### TASK TO CARRY OUT
Each line of the listing that contains the word "JSON" is to be copied.

** begin RECORD LIST **

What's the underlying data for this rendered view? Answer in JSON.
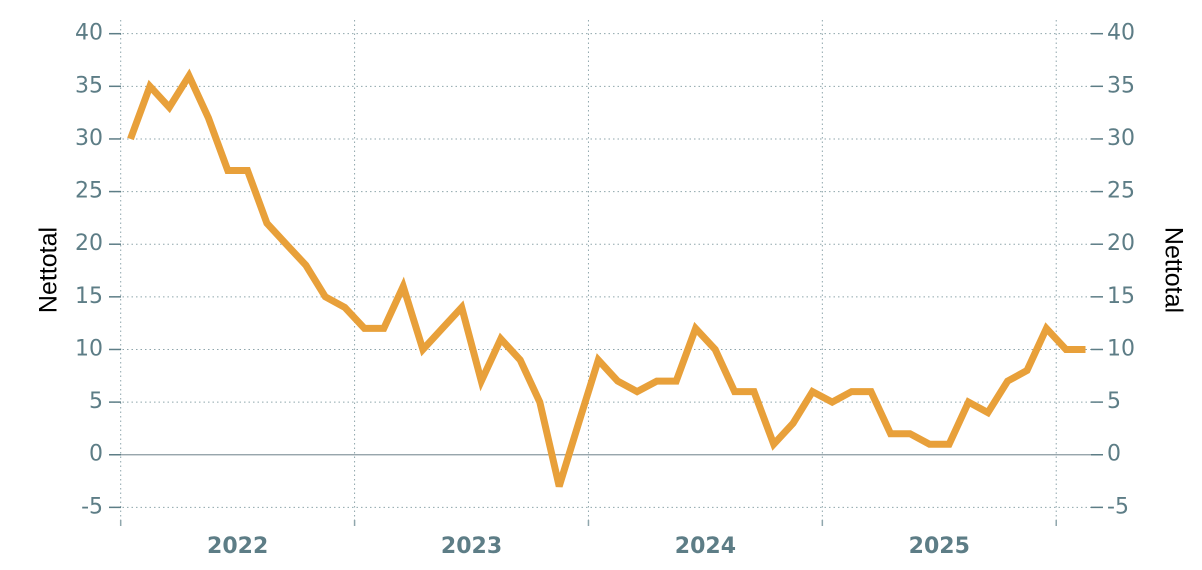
{
  "chart_data": {
    "type": "line",
    "y_label": "Nettotal",
    "y2_label": "Nettotal",
    "x": [
      2022.042,
      2022.125,
      2022.208,
      2022.292,
      2022.375,
      2022.458,
      2022.542,
      2022.625,
      2022.708,
      2022.792,
      2022.875,
      2022.958,
      2023.042,
      2023.125,
      2023.208,
      2023.292,
      2023.375,
      2023.458,
      2023.542,
      2023.625,
      2023.708,
      2023.792,
      2023.875,
      2023.958,
      2024.042,
      2024.125,
      2024.208,
      2024.292,
      2024.375,
      2024.458,
      2024.542,
      2024.625,
      2024.708,
      2024.792,
      2024.875,
      2024.958,
      2025.042,
      2025.125,
      2025.208,
      2025.292,
      2025.375,
      2025.458,
      2025.542,
      2025.625,
      2025.708,
      2025.792,
      2025.875,
      2025.958,
      2026.042,
      2026.125
    ],
    "series": [
      {
        "color": "#e8a03a",
        "values": [
          30,
          35,
          33,
          36,
          32,
          27,
          27,
          22,
          20,
          18,
          15,
          14,
          12,
          12,
          16,
          10,
          12,
          14,
          7,
          11,
          9,
          5,
          -3,
          3,
          9,
          7,
          6,
          7,
          7,
          12,
          10,
          6,
          6,
          1,
          3,
          6,
          5,
          6,
          6,
          2,
          2,
          1,
          1,
          5,
          4,
          7,
          8,
          12,
          10,
          10
        ]
      }
    ],
    "xlim": [
      2021.95,
      2026.2
    ],
    "xticks": [
      2022,
      2023,
      2024,
      2025
    ],
    "xgrid": [
      2022,
      2023,
      2024,
      2025,
      2026
    ],
    "ylim": [
      -6.2,
      41.3
    ],
    "yticks": [
      -5,
      0,
      5,
      10,
      15,
      20,
      25,
      30,
      35,
      40
    ],
    "y2lim": [
      -6.2,
      41.3
    ],
    "y2ticks": [
      -5,
      0,
      5,
      10,
      15,
      20,
      25,
      30,
      35,
      40
    ],
    "grid": true
  }
}
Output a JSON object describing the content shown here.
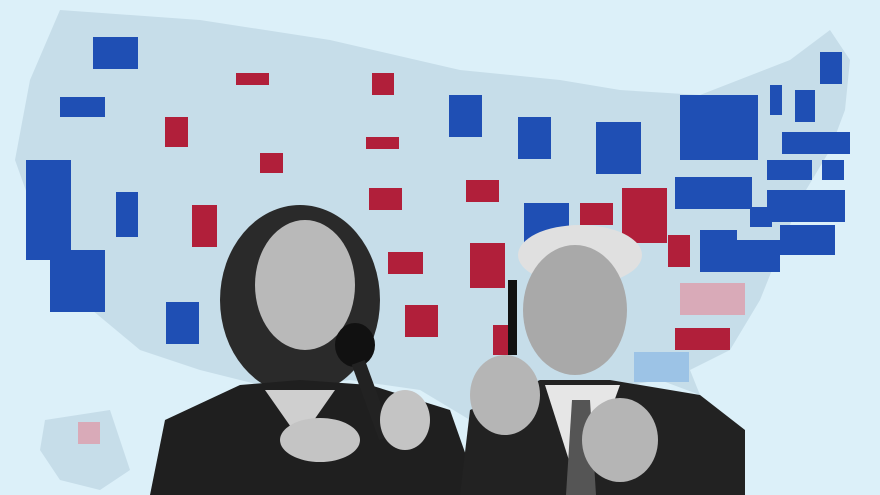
{
  "colors": {
    "background": "#dcf0f9",
    "map_land": "#c6dde9",
    "map_border": "#e6f2f8",
    "democrat_blue": "#1f4fb4",
    "republican_red": "#b11f3a",
    "lean_red": "#d9aab8",
    "lean_blue": "#9cc3e6"
  },
  "figures": {
    "left_person": "woman-with-microphone-photo",
    "right_person": "man-holding-pen-photo"
  }
}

** end RECORD LIST **

### FULL SOLUTION
What's the underlying data for this rendered view? Answer in JSON.
Output a JSON object describing the content shown here.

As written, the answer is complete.